- [Do this] Restate every line of the material, word for word.

====

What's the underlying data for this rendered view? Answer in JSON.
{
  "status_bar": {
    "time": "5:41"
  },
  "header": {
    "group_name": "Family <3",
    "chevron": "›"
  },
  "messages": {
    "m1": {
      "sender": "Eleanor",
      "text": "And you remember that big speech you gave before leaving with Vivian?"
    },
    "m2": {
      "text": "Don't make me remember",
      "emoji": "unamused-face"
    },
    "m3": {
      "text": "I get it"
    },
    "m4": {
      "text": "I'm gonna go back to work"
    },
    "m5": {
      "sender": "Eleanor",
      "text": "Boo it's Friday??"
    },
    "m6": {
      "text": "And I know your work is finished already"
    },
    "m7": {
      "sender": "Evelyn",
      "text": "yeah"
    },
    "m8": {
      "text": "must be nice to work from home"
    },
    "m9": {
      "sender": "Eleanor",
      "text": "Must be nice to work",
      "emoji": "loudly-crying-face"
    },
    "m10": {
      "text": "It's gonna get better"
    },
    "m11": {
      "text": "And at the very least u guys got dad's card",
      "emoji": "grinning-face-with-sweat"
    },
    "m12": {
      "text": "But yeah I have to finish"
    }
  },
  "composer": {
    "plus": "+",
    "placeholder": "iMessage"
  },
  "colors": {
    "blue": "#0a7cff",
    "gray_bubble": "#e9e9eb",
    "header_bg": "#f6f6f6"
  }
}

====

- [Result of this task]
What's the underlying data for this rendered view? Answer in JSON.
{
  "status_bar": {
    "time": "5:41"
  },
  "header": {
    "group_name": "Family <3",
    "chevron": "›"
  },
  "messages": {
    "m1": {
      "sender": "Eleanor",
      "text": "And you remember that big speech you gave before leaving with Vivian?"
    },
    "m2": {
      "text": "Don't make me remember",
      "emoji": "unamused-face"
    },
    "m3": {
      "text": "I get it"
    },
    "m4": {
      "text": "I'm gonna go back to work"
    },
    "m5": {
      "sender": "Eleanor",
      "text": "Boo it's Friday??"
    },
    "m6": {
      "text": "And I know your work is finished already"
    },
    "m7": {
      "sender": "Evelyn",
      "text": "yeah"
    },
    "m8": {
      "text": "must be nice to work from home"
    },
    "m9": {
      "sender": "Eleanor",
      "text": "Must be nice to work",
      "emoji": "loudly-crying-face"
    },
    "m10": {
      "text": "It's gonna get better"
    },
    "m11": {
      "text": "And at the very least u guys got dad's card",
      "emoji": "grinning-face-with-sweat"
    },
    "m12": {
      "text": "But yeah I have to finish"
    }
  },
  "composer": {
    "plus": "+",
    "placeholder": "iMessage"
  },
  "colors": {
    "blue": "#0a7cff",
    "gray_bubble": "#e9e9eb",
    "header_bg": "#f6f6f6"
  }
}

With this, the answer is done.